((
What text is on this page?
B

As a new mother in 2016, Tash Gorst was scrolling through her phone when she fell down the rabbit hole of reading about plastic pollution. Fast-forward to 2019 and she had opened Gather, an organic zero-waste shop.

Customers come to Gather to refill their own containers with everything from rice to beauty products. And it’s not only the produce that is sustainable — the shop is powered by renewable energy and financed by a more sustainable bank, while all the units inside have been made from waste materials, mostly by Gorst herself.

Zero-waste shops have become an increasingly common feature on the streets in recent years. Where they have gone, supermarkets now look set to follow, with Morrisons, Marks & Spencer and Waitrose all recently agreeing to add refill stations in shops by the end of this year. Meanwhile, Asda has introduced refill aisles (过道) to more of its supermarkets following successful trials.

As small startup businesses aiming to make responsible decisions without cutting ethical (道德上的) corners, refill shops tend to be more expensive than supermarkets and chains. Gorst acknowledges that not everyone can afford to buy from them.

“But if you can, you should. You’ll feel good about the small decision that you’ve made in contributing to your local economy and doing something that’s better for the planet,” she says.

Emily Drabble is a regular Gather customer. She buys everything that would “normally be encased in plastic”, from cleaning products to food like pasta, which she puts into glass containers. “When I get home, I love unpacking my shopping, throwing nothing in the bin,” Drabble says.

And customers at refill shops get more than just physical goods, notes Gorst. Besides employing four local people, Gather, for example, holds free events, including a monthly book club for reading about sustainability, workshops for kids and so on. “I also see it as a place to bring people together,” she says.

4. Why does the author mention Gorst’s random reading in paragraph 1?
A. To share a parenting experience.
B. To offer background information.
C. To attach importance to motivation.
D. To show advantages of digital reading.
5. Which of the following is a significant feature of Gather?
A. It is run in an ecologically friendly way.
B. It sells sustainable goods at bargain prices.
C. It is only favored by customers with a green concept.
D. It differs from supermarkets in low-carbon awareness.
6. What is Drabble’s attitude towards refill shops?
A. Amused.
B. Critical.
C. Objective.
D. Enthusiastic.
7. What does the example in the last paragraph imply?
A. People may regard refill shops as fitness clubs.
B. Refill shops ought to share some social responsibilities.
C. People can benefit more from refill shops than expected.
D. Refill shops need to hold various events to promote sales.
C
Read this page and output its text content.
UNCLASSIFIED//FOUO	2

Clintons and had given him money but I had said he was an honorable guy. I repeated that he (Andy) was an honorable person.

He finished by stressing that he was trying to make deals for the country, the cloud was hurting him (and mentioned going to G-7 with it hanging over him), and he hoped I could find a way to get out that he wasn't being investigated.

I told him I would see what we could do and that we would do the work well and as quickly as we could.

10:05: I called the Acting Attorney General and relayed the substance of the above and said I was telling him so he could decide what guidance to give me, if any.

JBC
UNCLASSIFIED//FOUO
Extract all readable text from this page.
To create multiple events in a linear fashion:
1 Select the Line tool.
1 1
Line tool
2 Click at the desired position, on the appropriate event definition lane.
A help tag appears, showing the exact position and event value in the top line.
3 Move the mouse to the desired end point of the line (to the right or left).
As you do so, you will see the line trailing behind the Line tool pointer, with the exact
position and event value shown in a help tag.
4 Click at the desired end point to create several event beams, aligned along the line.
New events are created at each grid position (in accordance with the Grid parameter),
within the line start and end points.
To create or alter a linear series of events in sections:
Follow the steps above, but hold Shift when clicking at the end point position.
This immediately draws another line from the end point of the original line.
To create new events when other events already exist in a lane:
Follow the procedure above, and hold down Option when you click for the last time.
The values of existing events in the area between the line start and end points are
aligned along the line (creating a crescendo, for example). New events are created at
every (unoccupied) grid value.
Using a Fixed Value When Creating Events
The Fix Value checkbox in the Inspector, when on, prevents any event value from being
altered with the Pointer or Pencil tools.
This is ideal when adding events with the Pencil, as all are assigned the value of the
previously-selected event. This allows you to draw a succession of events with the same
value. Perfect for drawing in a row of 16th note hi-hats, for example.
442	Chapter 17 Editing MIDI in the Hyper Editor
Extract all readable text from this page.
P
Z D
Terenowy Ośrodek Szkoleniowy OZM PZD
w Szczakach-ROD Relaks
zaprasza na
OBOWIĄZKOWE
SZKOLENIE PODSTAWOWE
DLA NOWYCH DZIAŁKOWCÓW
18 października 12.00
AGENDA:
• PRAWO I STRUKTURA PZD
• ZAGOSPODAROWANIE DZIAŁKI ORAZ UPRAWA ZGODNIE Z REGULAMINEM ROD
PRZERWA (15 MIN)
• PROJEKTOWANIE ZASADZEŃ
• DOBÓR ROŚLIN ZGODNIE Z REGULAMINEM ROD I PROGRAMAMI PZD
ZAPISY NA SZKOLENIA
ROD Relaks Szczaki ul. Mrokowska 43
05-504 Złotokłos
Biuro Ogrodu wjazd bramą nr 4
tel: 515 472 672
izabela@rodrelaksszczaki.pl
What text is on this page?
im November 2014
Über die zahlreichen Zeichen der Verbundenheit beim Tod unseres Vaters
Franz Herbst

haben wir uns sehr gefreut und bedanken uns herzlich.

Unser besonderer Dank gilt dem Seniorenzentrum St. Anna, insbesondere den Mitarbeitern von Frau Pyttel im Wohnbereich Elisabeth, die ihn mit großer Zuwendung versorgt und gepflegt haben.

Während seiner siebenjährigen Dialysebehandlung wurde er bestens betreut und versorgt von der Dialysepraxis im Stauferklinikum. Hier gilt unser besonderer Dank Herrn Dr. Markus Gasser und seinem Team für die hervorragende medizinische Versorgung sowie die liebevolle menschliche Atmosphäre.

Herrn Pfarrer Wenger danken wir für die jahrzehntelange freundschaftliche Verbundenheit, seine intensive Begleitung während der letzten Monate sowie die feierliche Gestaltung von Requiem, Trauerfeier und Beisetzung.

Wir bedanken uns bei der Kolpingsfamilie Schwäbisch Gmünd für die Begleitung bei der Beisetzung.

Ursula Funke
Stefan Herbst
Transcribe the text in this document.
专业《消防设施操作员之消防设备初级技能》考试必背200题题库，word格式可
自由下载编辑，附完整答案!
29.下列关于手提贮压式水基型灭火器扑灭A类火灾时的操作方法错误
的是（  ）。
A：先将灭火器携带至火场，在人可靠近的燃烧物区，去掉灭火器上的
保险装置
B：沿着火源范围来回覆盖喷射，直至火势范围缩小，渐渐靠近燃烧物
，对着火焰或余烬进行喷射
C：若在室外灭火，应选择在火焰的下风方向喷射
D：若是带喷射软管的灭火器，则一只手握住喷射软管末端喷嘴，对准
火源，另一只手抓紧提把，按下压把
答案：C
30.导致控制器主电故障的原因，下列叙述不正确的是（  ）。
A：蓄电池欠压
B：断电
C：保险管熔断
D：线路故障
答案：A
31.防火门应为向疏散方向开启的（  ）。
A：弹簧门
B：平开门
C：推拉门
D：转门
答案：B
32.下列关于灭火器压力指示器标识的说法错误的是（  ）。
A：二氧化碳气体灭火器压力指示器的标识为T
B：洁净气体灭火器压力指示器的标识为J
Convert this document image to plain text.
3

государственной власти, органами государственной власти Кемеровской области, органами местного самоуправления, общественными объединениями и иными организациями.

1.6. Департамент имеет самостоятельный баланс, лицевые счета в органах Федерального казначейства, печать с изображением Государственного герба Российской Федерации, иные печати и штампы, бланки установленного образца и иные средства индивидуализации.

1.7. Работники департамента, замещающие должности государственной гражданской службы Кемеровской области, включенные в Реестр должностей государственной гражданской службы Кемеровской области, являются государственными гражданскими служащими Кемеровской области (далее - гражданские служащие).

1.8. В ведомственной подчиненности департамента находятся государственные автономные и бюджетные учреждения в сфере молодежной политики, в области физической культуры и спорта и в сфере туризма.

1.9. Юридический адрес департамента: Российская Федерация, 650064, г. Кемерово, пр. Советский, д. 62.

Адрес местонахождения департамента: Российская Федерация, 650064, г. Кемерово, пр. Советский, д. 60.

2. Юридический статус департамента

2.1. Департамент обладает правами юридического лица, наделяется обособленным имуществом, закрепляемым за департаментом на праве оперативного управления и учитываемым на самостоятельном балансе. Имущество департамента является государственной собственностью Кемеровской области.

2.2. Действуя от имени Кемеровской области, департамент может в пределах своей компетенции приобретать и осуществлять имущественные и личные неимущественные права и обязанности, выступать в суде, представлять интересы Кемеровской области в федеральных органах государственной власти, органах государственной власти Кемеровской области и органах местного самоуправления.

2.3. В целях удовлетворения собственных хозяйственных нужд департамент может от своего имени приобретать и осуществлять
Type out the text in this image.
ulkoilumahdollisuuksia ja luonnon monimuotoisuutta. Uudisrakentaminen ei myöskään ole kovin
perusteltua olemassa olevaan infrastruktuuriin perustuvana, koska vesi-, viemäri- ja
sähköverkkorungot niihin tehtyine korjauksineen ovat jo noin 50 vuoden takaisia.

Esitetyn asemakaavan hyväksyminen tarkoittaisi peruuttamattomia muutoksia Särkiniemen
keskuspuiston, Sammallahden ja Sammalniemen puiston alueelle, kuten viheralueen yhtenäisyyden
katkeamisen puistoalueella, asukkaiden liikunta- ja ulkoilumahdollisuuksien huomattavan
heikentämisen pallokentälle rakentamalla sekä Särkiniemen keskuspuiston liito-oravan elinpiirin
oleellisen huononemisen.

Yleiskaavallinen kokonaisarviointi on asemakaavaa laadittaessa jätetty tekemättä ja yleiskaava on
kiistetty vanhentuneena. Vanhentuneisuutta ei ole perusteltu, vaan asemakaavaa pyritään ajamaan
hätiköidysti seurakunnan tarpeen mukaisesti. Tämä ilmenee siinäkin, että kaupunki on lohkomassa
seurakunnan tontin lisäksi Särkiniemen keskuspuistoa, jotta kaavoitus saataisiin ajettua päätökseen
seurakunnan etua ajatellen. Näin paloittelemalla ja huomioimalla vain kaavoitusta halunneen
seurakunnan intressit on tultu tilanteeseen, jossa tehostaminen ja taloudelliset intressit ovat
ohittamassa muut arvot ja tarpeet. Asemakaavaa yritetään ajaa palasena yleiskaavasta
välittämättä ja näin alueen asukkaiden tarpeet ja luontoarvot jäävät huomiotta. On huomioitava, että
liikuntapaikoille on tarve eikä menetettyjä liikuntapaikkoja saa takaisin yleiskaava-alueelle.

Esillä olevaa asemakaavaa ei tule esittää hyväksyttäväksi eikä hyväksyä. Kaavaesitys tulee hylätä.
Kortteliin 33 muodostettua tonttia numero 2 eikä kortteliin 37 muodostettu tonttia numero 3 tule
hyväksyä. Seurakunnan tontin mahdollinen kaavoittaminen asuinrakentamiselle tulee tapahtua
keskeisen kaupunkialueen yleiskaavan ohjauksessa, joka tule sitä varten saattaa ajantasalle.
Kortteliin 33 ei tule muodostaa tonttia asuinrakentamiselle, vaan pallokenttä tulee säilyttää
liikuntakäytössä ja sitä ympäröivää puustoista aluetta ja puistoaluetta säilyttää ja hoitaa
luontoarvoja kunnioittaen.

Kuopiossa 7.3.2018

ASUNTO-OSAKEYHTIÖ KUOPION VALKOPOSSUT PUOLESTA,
))
Job.
From the records above, copy every line that holds the word "asuinrakentamiselle".

Written answer.
hyväksyä. Seurakunnan tontin mahdollinen kaavoittaminen asuinrakentamiselle tulee tapahtua
Kortteliin 33 ei tule muodostaa tonttia asuinrakentamiselle, vaan pallokenttä tulee säilyttää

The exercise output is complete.